◆ **TASK OBJECTIVE**: Filter the records for lines holding the string "team".

◆ **RECORDS FOR THIS EXERCISE**:
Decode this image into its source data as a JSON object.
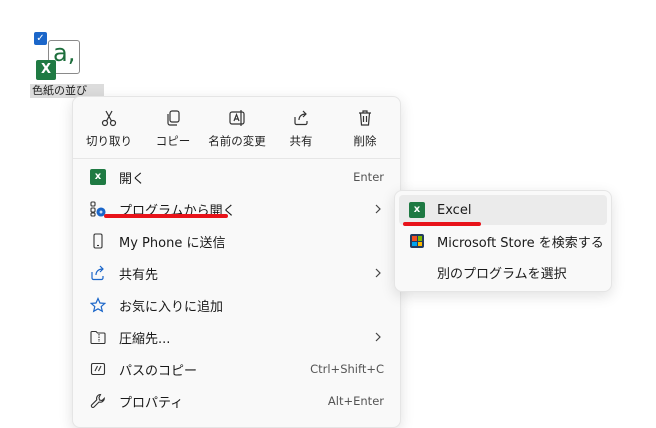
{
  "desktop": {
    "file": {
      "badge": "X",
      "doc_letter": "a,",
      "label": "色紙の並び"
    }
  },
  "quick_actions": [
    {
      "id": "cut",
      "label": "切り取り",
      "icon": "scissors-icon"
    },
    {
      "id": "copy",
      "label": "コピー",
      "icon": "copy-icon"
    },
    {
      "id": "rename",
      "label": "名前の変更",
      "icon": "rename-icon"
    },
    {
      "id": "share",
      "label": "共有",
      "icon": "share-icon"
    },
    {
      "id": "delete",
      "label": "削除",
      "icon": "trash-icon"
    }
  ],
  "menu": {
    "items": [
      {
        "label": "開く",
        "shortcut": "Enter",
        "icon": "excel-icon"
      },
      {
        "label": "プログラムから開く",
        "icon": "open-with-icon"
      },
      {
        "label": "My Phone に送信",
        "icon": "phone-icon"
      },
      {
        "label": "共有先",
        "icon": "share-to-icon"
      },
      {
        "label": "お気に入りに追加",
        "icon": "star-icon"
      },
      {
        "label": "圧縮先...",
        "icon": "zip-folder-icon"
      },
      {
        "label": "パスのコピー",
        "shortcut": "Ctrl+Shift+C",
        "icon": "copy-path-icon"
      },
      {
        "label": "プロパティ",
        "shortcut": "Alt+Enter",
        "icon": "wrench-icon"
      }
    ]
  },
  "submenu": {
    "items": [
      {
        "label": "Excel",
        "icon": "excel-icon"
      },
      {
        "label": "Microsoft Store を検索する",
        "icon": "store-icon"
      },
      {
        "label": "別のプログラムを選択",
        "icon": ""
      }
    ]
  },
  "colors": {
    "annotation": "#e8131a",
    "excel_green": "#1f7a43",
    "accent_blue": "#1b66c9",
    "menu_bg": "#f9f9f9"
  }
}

...

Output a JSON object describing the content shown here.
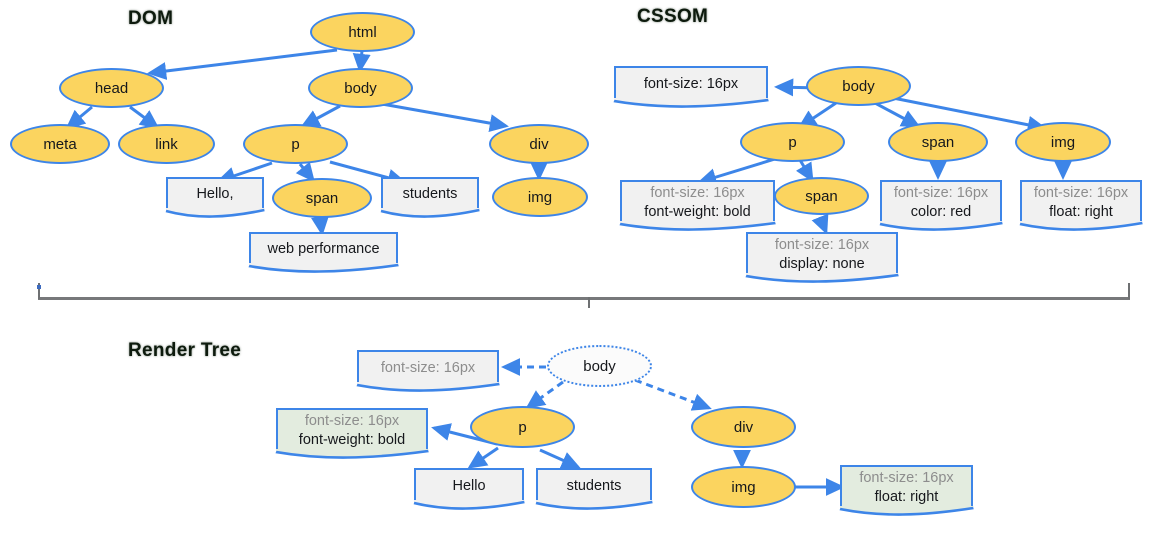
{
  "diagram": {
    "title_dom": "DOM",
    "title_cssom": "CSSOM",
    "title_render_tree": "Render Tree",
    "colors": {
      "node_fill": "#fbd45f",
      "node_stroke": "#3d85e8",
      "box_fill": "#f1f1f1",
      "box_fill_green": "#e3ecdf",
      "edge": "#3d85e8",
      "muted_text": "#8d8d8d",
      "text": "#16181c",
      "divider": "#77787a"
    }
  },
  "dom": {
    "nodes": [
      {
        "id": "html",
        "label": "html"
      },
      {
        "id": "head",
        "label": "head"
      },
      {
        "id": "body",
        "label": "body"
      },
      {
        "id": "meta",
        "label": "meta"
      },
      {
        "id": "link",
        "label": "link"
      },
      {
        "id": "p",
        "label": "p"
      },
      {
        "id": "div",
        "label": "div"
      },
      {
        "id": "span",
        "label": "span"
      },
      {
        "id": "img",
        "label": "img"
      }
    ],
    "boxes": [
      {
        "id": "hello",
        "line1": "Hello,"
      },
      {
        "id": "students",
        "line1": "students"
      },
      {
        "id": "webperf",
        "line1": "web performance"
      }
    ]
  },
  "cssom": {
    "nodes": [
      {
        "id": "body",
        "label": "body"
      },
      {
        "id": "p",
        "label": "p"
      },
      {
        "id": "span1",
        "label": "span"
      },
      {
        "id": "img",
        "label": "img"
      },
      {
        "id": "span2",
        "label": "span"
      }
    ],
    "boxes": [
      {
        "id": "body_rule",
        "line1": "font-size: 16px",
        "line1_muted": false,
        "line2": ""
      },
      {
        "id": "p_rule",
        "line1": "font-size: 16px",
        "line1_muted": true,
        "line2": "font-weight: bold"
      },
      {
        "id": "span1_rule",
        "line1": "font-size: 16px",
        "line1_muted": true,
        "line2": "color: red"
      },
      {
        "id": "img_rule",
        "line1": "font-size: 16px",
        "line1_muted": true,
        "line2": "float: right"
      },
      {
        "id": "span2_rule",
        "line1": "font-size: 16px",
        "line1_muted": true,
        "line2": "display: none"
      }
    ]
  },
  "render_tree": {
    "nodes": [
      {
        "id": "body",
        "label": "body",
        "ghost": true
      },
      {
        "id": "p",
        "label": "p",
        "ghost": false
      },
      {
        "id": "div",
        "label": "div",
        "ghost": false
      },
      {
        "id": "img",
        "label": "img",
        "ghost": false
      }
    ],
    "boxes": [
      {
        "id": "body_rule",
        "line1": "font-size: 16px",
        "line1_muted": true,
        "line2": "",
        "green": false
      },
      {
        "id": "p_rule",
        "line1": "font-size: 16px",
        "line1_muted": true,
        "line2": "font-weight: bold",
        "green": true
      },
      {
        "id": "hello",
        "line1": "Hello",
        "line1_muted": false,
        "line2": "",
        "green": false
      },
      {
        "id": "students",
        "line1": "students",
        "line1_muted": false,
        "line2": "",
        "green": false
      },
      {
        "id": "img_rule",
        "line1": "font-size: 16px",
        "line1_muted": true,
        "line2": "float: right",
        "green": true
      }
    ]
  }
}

...

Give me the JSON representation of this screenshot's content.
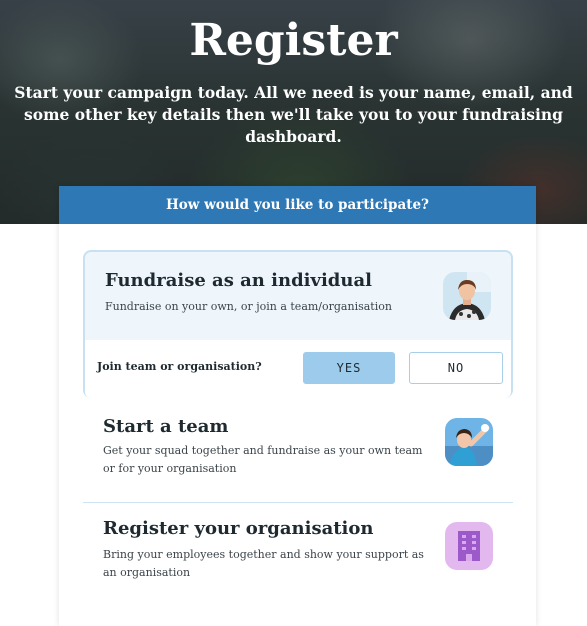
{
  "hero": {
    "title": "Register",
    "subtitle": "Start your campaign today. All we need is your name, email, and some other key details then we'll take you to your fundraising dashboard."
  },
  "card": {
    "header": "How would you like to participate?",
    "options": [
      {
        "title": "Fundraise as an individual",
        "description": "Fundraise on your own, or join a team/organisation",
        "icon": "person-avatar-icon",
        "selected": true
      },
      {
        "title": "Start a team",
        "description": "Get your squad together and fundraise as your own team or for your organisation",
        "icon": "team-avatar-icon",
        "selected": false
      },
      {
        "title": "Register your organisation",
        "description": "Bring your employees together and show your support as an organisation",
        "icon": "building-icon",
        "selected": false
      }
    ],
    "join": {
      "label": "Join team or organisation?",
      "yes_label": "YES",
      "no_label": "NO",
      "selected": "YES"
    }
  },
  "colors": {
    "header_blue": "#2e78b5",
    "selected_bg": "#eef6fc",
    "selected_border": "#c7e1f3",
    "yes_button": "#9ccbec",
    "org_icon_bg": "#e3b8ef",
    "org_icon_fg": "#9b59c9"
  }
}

◆ **RESULT OF THIS EXERCISE**:
        "description": "Fundraise on your own, or join a team/organisation",
        "title": "Start a team",
        "description": "Get your squad together and fundraise as your own team or for your organisation",
        "icon": "team-avatar-icon",
      "label": "Join team or organisation?",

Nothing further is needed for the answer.